— What you should do —
Gather every line in the records below that contains the word "from".

---

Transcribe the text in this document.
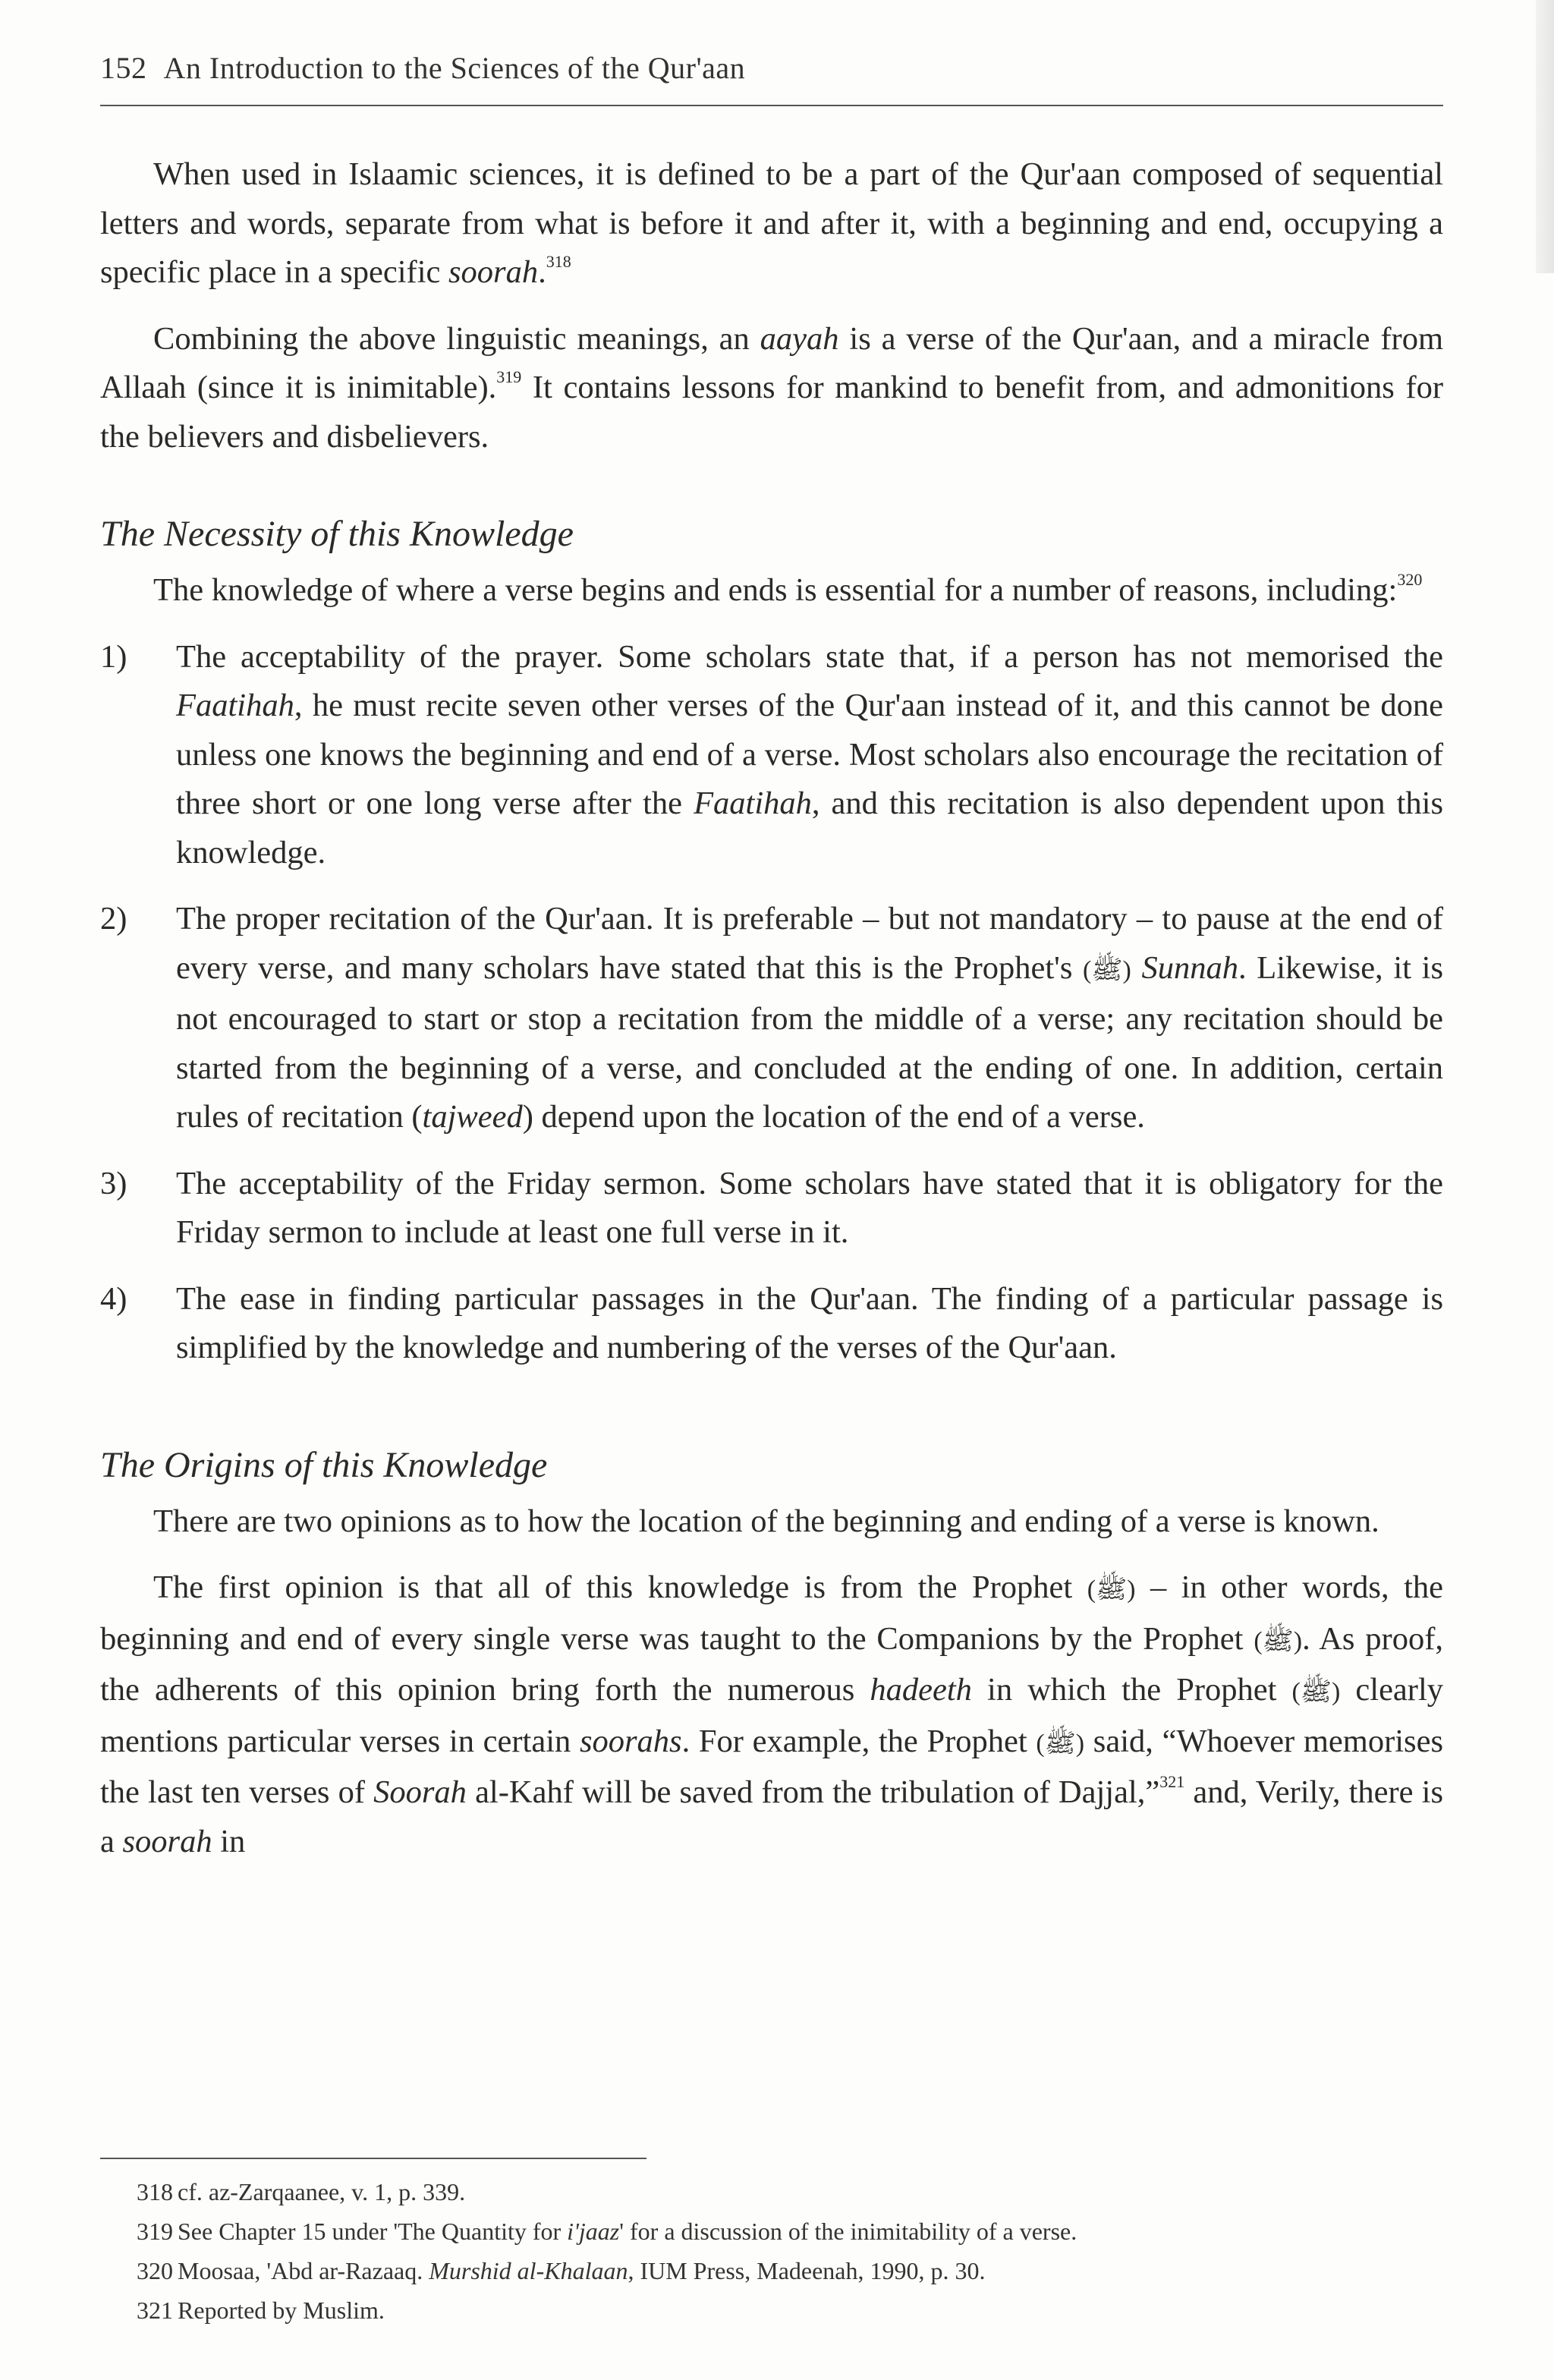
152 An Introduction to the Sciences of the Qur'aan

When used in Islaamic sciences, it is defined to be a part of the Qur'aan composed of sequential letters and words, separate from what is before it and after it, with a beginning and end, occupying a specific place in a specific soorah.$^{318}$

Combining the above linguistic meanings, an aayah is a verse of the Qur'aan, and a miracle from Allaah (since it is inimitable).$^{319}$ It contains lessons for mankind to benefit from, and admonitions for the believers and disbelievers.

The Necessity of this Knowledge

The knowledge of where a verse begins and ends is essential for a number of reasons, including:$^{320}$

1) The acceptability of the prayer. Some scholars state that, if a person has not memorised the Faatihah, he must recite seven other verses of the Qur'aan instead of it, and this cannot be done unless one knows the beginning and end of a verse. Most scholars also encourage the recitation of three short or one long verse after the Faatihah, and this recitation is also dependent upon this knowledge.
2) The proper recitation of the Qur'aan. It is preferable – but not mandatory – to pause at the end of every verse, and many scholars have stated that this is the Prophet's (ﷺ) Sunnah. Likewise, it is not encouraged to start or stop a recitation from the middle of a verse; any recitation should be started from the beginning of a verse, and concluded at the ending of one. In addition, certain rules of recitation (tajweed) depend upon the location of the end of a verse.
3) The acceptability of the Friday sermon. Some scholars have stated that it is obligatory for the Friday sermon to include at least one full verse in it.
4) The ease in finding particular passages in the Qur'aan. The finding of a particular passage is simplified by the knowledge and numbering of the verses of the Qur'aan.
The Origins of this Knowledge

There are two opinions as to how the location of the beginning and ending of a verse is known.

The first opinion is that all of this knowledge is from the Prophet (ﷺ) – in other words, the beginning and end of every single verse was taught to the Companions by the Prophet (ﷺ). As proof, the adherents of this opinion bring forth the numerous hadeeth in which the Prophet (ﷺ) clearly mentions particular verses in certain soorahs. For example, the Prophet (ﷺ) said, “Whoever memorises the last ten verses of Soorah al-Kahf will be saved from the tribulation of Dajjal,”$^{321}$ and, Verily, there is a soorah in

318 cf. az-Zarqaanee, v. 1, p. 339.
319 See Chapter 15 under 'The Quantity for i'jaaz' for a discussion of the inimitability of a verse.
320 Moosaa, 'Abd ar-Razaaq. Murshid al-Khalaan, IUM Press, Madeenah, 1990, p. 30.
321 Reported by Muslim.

---

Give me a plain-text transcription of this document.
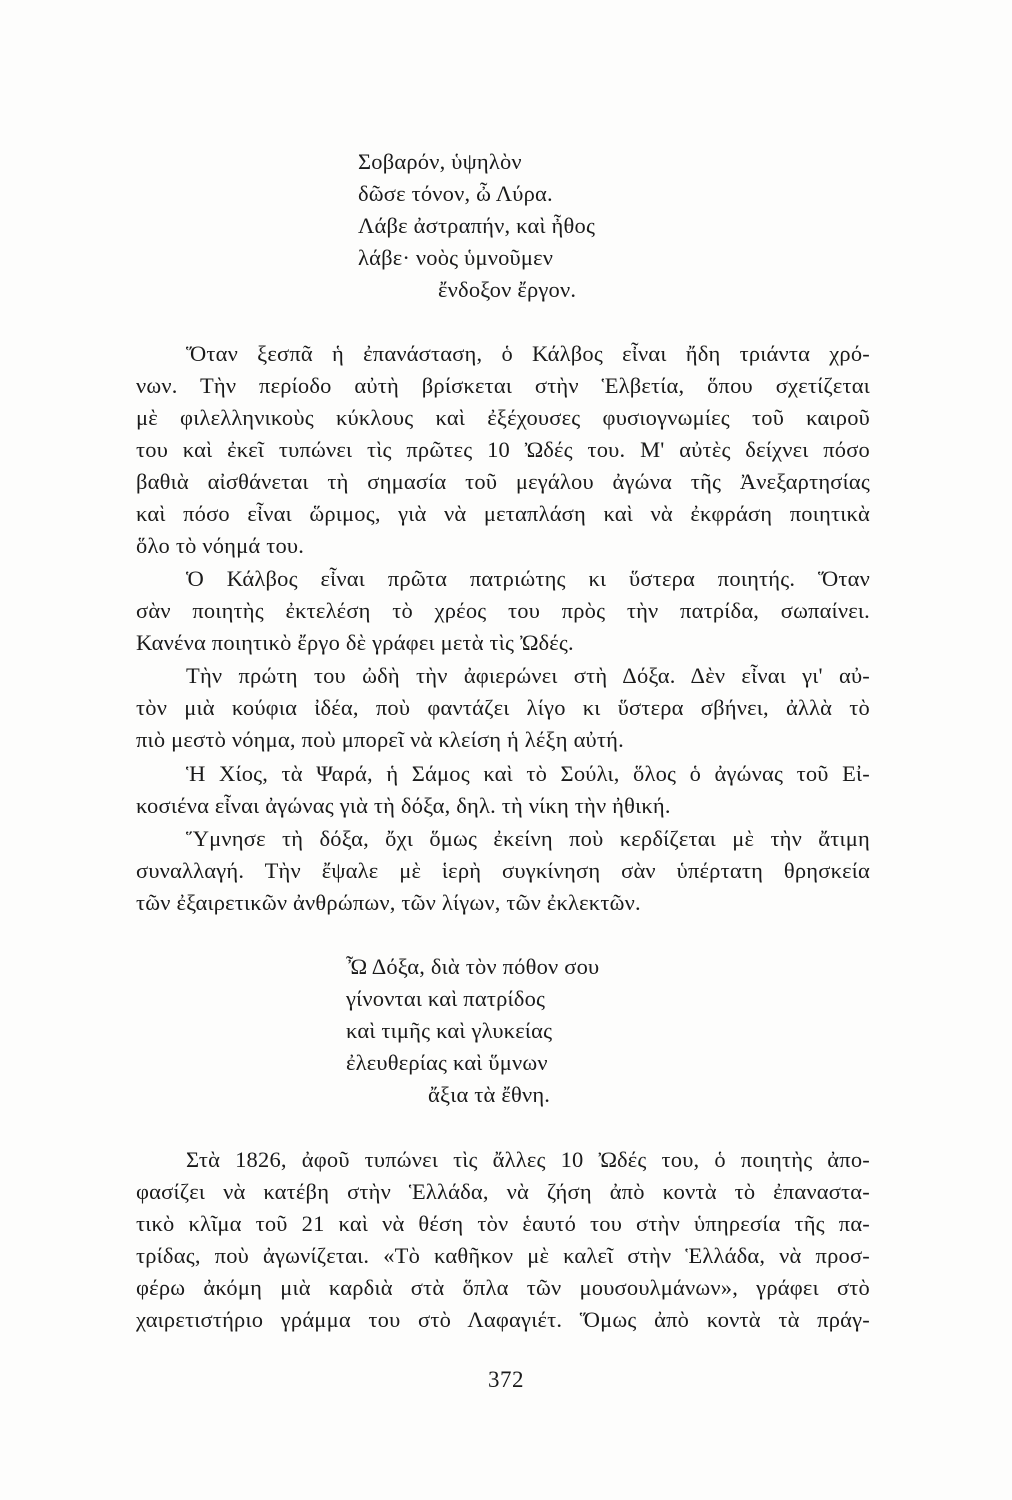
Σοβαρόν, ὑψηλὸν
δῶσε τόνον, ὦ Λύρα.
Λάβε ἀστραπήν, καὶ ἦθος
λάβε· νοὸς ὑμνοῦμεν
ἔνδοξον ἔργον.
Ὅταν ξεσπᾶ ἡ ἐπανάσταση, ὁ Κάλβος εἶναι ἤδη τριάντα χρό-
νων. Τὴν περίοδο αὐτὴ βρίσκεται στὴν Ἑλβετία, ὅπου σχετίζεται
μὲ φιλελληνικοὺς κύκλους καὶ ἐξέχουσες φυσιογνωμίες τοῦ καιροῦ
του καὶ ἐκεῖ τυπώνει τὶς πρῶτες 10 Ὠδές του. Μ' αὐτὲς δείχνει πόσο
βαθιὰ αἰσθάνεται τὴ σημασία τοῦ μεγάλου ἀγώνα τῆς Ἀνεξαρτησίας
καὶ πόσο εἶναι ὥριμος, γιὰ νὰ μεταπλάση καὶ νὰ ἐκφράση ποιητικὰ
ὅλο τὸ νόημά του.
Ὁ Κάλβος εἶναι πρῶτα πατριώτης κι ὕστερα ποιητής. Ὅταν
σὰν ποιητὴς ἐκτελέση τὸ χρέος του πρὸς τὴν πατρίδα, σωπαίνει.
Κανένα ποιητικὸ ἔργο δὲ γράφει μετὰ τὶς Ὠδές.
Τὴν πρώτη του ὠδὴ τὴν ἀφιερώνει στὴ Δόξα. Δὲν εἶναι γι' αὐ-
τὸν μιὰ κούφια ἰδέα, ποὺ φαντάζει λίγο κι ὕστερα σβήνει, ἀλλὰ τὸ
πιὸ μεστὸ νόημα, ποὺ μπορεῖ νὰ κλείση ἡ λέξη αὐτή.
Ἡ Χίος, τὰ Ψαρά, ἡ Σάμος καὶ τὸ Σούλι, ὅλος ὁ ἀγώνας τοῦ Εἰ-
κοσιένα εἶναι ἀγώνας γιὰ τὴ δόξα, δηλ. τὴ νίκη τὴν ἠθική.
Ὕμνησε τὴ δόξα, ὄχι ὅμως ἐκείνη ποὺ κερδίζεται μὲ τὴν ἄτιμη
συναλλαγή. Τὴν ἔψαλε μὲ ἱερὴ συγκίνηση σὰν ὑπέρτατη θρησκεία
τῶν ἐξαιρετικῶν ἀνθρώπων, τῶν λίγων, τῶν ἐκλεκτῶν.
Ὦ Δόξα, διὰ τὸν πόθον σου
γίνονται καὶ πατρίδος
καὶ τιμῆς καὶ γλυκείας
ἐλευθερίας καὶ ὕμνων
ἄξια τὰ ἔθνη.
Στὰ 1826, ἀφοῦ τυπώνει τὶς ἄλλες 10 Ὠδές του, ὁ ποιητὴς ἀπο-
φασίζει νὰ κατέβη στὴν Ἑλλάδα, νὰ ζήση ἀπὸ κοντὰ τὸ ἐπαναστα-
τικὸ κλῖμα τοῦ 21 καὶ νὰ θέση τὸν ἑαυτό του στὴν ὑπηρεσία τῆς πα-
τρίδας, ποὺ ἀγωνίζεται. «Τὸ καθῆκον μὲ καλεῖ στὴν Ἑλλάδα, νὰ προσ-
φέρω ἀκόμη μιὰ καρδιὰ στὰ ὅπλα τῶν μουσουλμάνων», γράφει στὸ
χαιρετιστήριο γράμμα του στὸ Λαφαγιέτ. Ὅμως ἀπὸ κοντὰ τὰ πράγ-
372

---

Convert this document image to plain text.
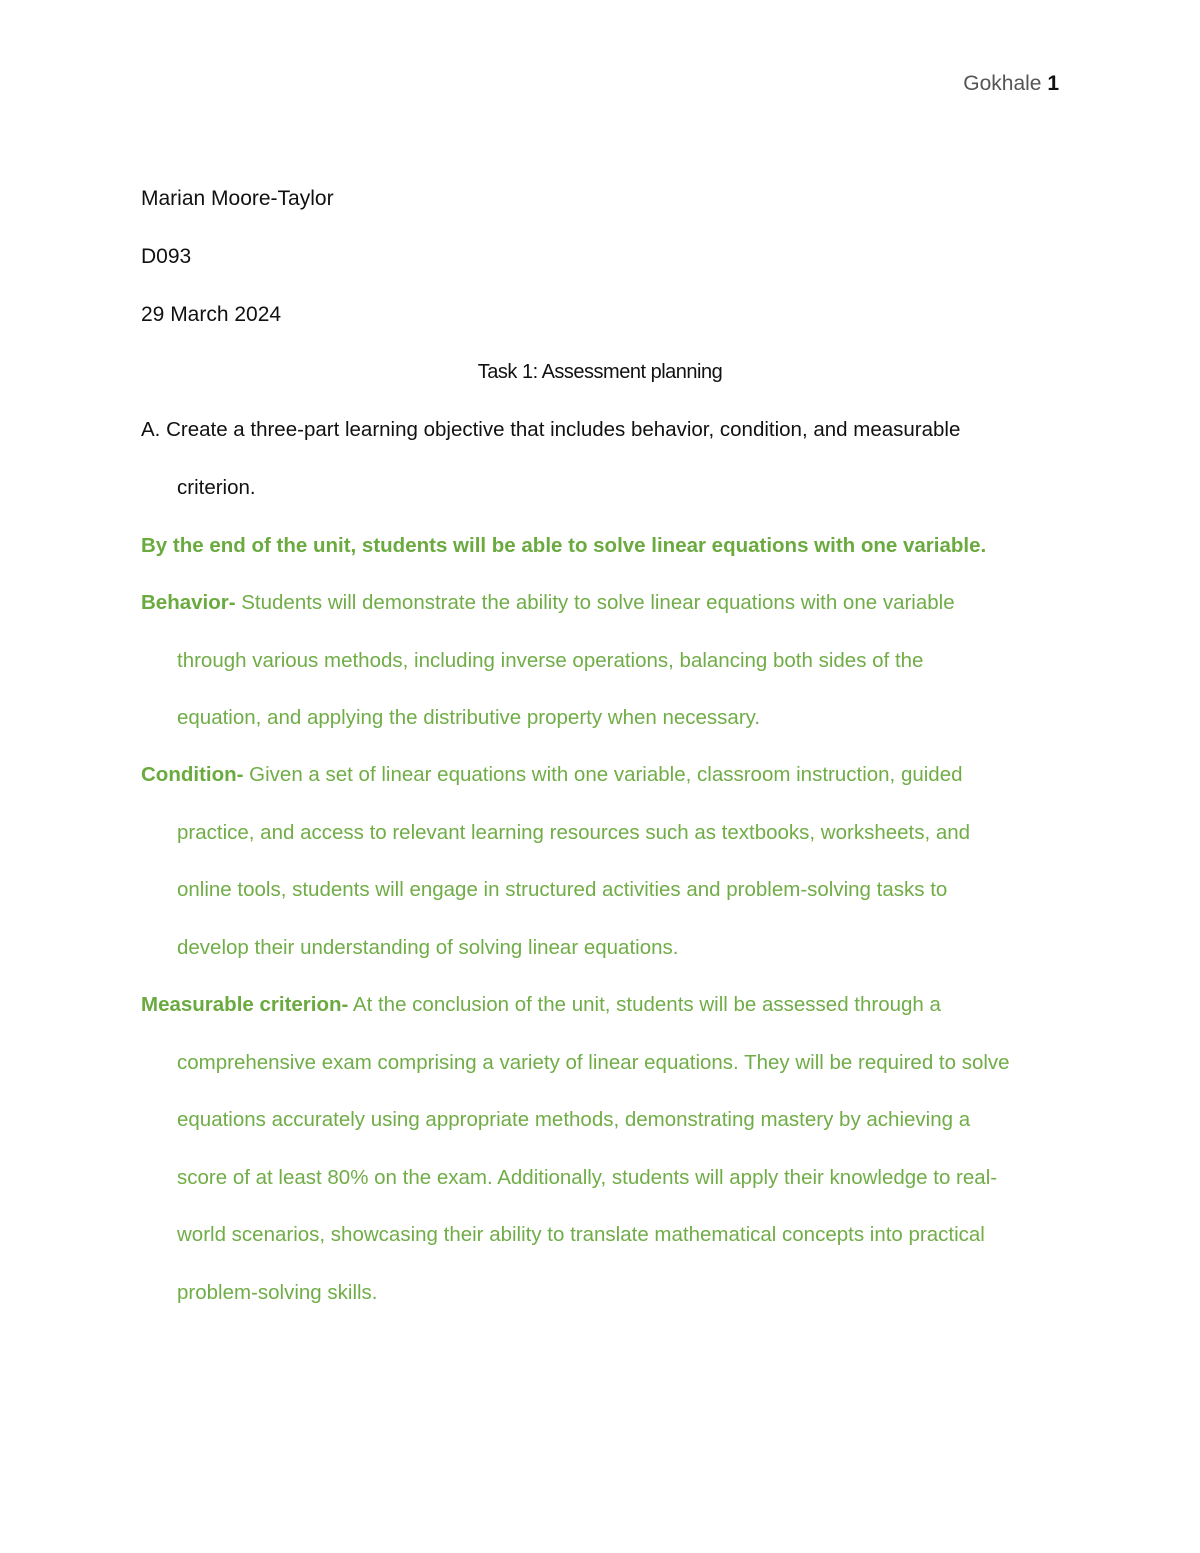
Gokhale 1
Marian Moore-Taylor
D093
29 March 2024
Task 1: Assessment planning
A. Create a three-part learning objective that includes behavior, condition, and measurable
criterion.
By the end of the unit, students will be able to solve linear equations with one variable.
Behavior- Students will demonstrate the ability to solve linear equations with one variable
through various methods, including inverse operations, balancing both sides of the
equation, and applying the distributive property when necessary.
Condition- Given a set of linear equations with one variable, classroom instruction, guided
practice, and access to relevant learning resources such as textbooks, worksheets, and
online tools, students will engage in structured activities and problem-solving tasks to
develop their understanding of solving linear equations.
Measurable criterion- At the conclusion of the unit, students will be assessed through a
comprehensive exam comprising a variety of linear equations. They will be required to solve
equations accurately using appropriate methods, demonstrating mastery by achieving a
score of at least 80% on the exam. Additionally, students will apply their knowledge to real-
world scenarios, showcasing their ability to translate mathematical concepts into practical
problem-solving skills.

---

— Output of the exercise —
When used in Islaamic sciences, it is defined to be a part of the Qur'aan composed of sequential letters and words, separate from what is before it and after it, with a beginning and end, occupying a specific place in a specific soorah.$^{318}$
Combining the above linguistic meanings, an aayah is a verse of the Qur'aan, and a miracle from Allaah (since it is inimitable).$^{319}$ It contains lessons for mankind to benefit from, and admonitions for the believers and disbelievers.
2) The proper recitation of the Qur'aan. It is preferable – but not mandatory – to pause at the end of every verse, and many scholars have stated that this is the Prophet's (ﷺ) Sunnah. Likewise, it is not encouraged to start or stop a recitation from the middle of a verse; any recitation should be started from the beginning of a verse, and concluded at the ending of one. In addition, certain rules of recitation (tajweed) depend upon the location of the end of a verse.
The first opinion is that all of this knowledge is from the Prophet (ﷺ) – in other words, the beginning and end of every single verse was taught to the Companions by the Prophet (ﷺ). As proof, the adherents of this opinion bring forth the numerous hadeeth in which the Prophet (ﷺ) clearly mentions particular verses in certain soorahs. For example, the Prophet (ﷺ) said, “Whoever memorises the last ten verses of Soorah al-Kahf will be saved from the tribulation of Dajjal,”$^{321}$ and, Verily, there is a soorah in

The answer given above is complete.